• **EXERCISE OBJECTIVE**
State how many lines of the entries include the string "Teilnehmer", please, leaving out everything but the number.

--- Begin SUPPLIED MATERIAL ---

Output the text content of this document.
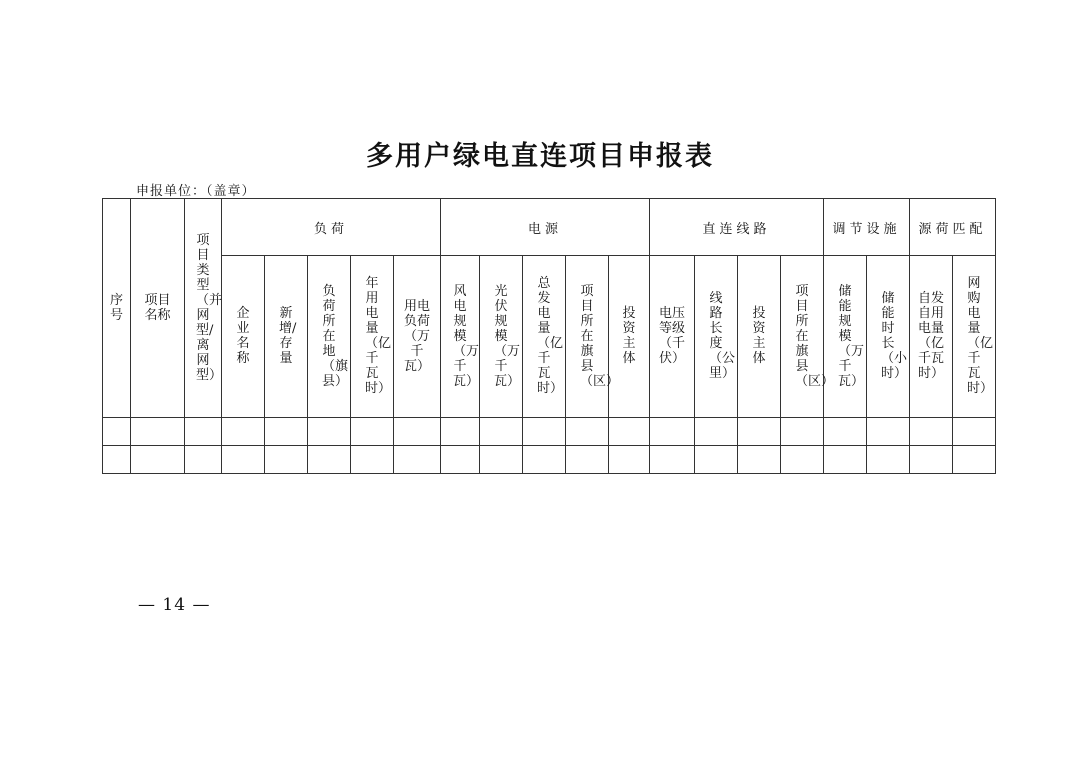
多用户绿电直连项目申报表
申报单位：（盖章）
序号	项目名称	项目类型（并网型/离网型）	负荷					电源					直连线路				调节设施		源荷匹配	
			企业名称	新增/存量	负荷所在地（旗县）	年用电量（亿千瓦时）	用电负荷（万千瓦）	风电规模（万千瓦）	光伏规模（万千瓦）	总发电量（亿千瓦时）	项目所在旗县（区）	投资主体	电压等级（千伏）	线路长度（公里）	投资主体	项目所在旗县（区）	储能规模（万千瓦）	储能时长（小时）	自发自用电量（亿千瓦时）	网购电量（亿千瓦时）

— 14 —
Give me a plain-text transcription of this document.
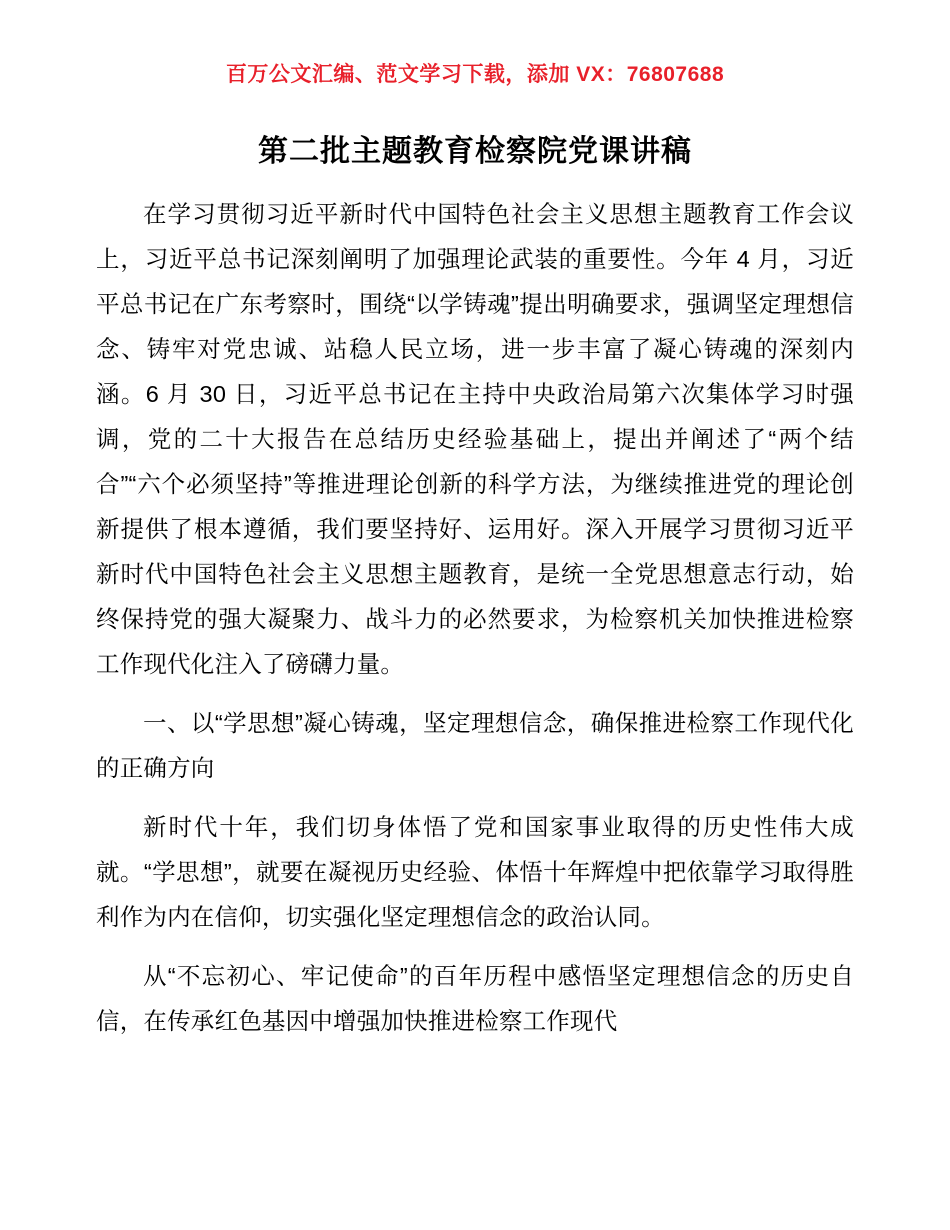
百万公文汇编、范文学习下载，添加 VX：76807688
第二批主题教育检察院党课讲稿

在学习贯彻习近平新时代中国特色社会主义思想主题教育工作会议上，习近平总书记深刻阐明了加强理论武装的重要性。今年 4 月，习近平总书记在广东考察时，围绕“以学铸魂”提出明确要求，强调坚定理想信念、铸牢对党忠诚、站稳人民立场，进一步丰富了凝心铸魂的深刻内涵。6 月 30 日，习近平总书记在主持中央政治局第六次集体学习时强调，党的二十大报告在总结历史经验基础上，提出并阐述了“两个结合”“六个必须坚持”等推进理论创新的科学方法，为继续推进党的理论创新提供了根本遵循，我们要坚持好、运用好。深入开展学习贯彻习近平新时代中国特色社会主义思想主题教育，是统一全党思想意志行动，始终保持党的强大凝聚力、战斗力的必然要求，为检察机关加快推进检察工作现代化注入了磅礴力量。

一、以“学思想”凝心铸魂，坚定理想信念，确保推进检察工作现代化的正确方向

新时代十年，我们切身体悟了党和国家事业取得的历史性伟大成就。“学思想”，就要在凝视历史经验、体悟十年辉煌中把依靠学习取得胜利作为内在信仰，切实强化坚定理想信念的政治认同。

从“不忘初心、牢记使命”的百年历程中感悟坚定理想信念的历史自信，在传承红色基因中增强加快推进检察工作现代
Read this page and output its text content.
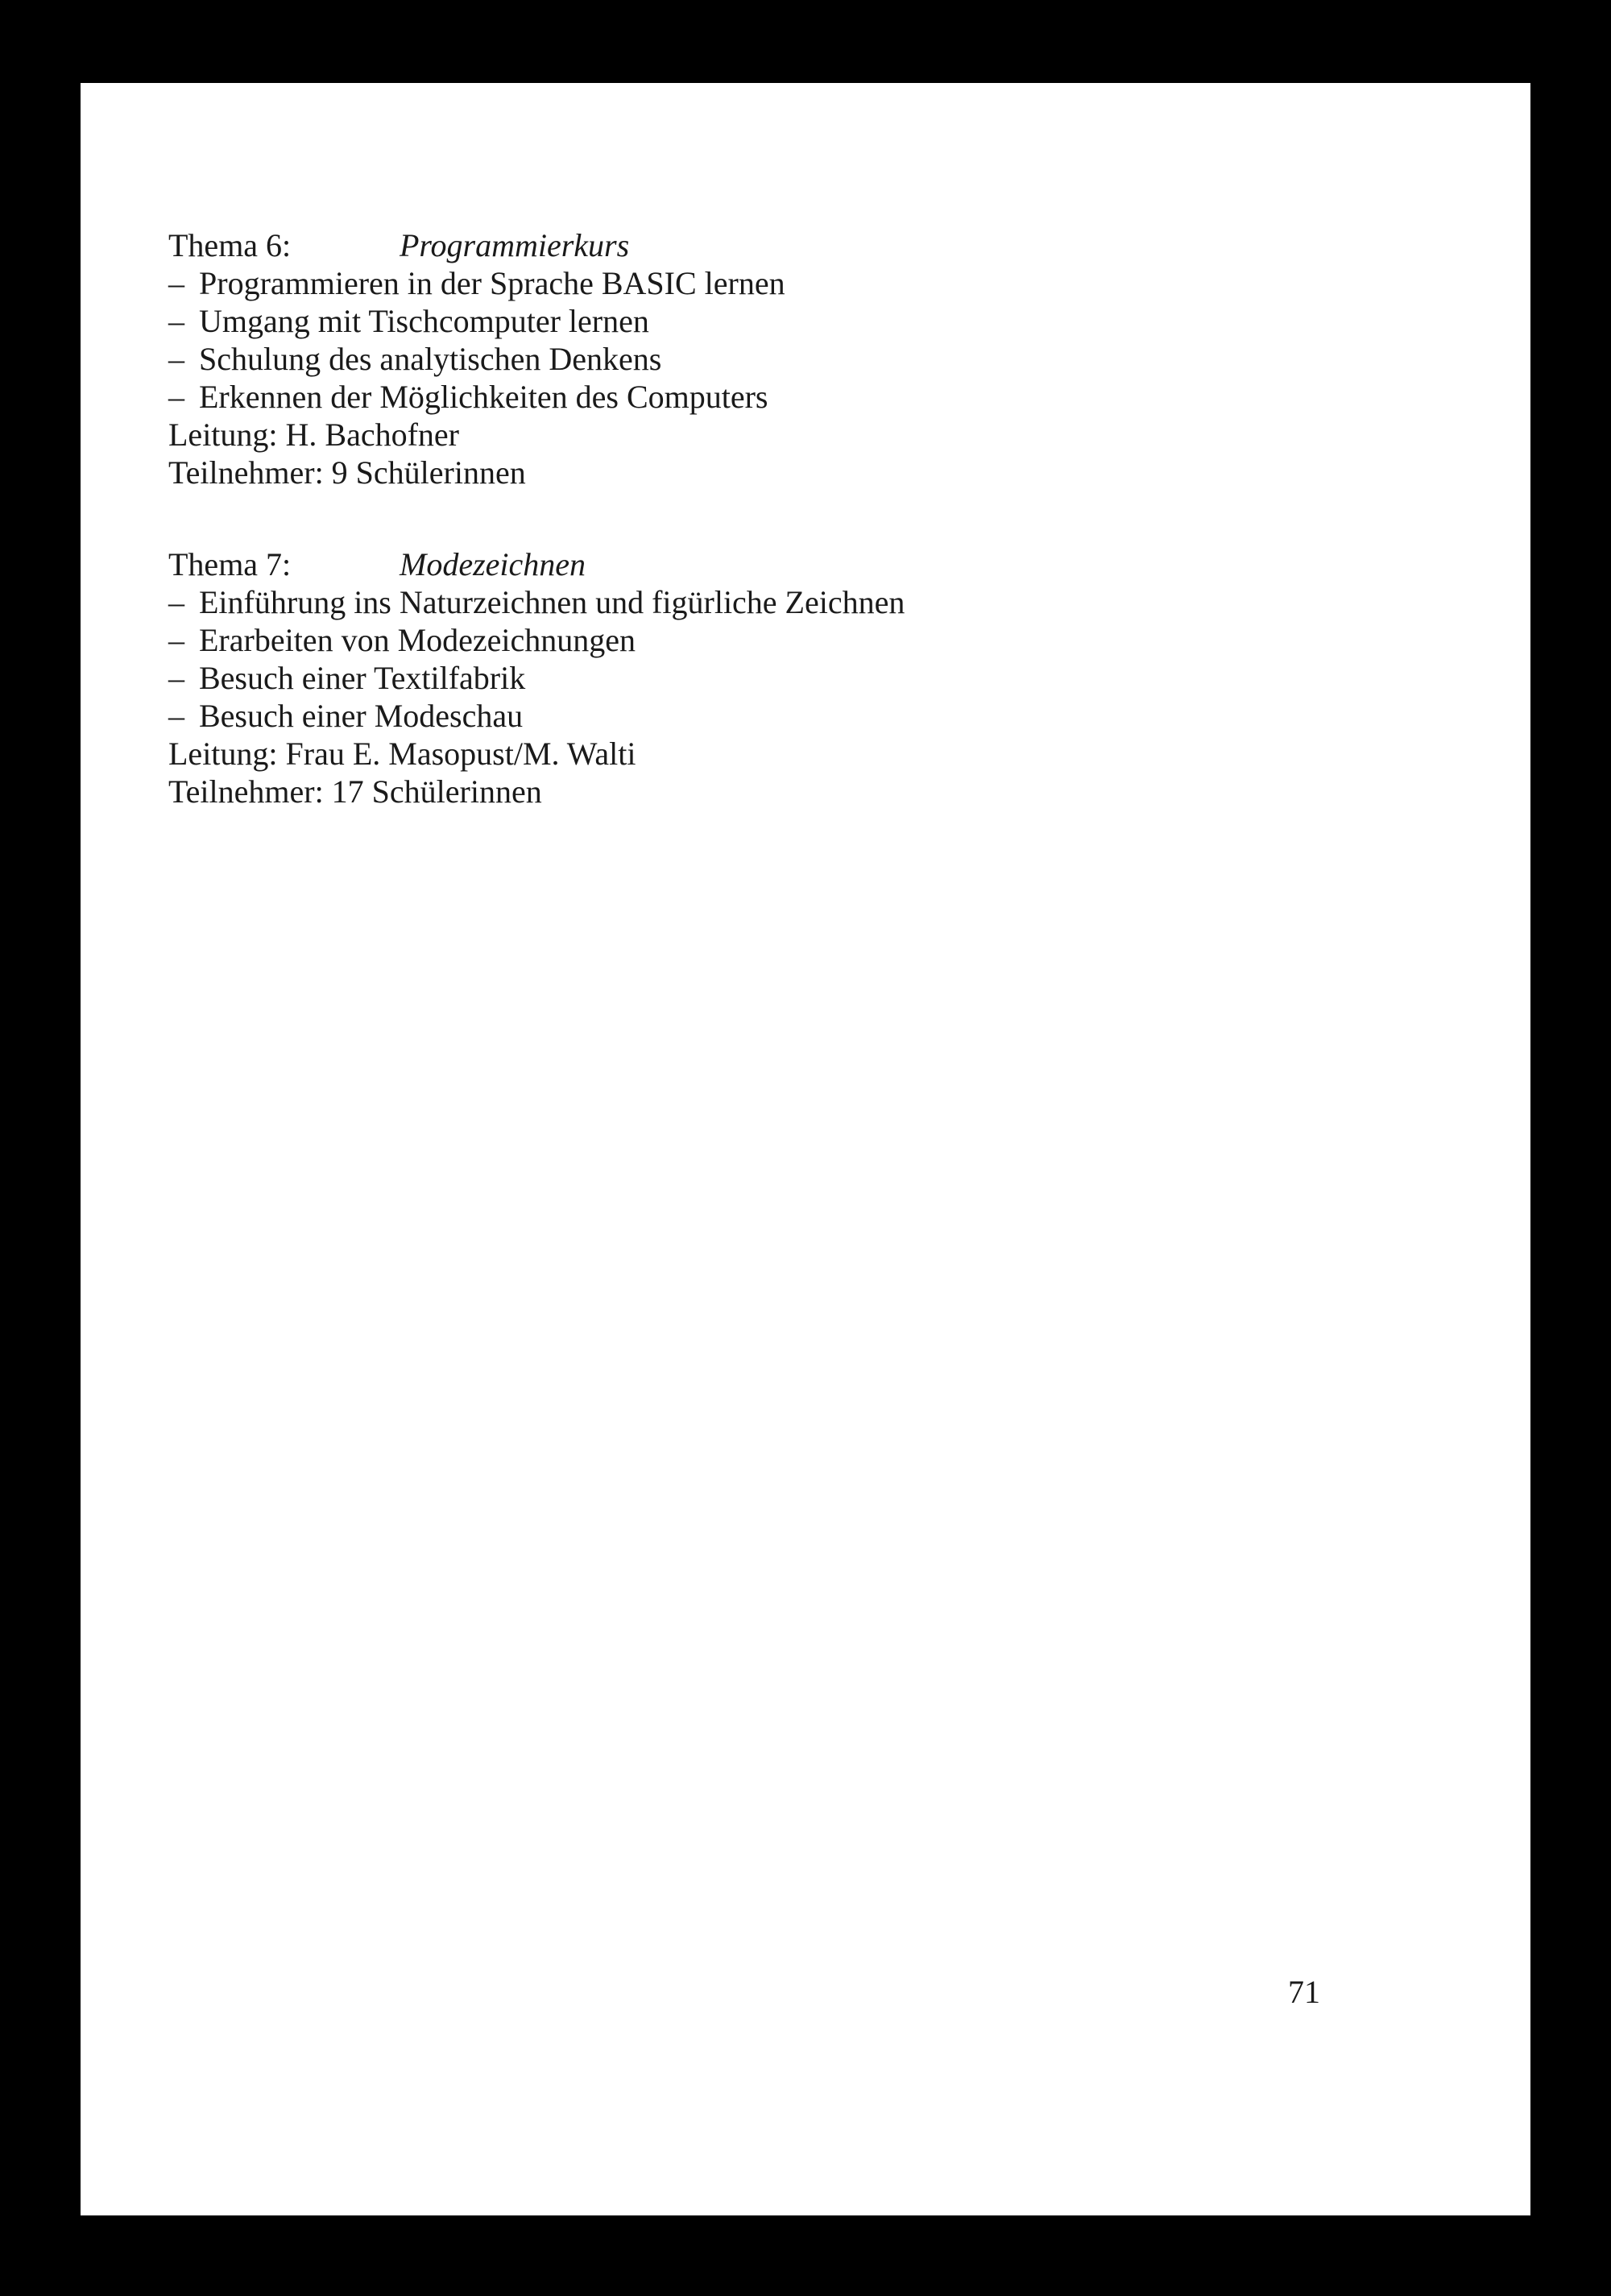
Thema 6:	Programmierkurs
– Programmieren in der Sprache BASIC lernen
– Umgang mit Tischcomputer lernen
– Schulung des analytischen Denkens
– Erkennen der Möglichkeiten des Computers
Leitung: H. Bachofner
Teilnehmer: 9 Schülerinnen
Thema 7:	Modezeichnen
– Einführung ins Naturzeichnen und figürliche Zeichnen
– Erarbeiten von Modezeichnungen
– Besuch einer Textilfabrik
– Besuch einer Modeschau
Leitung: Frau E. Masopust/M. Walti
Teilnehmer: 17 Schülerinnen
71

--- End SUPPLIED MATERIAL ---

• **THE COMPLETED TASK**
2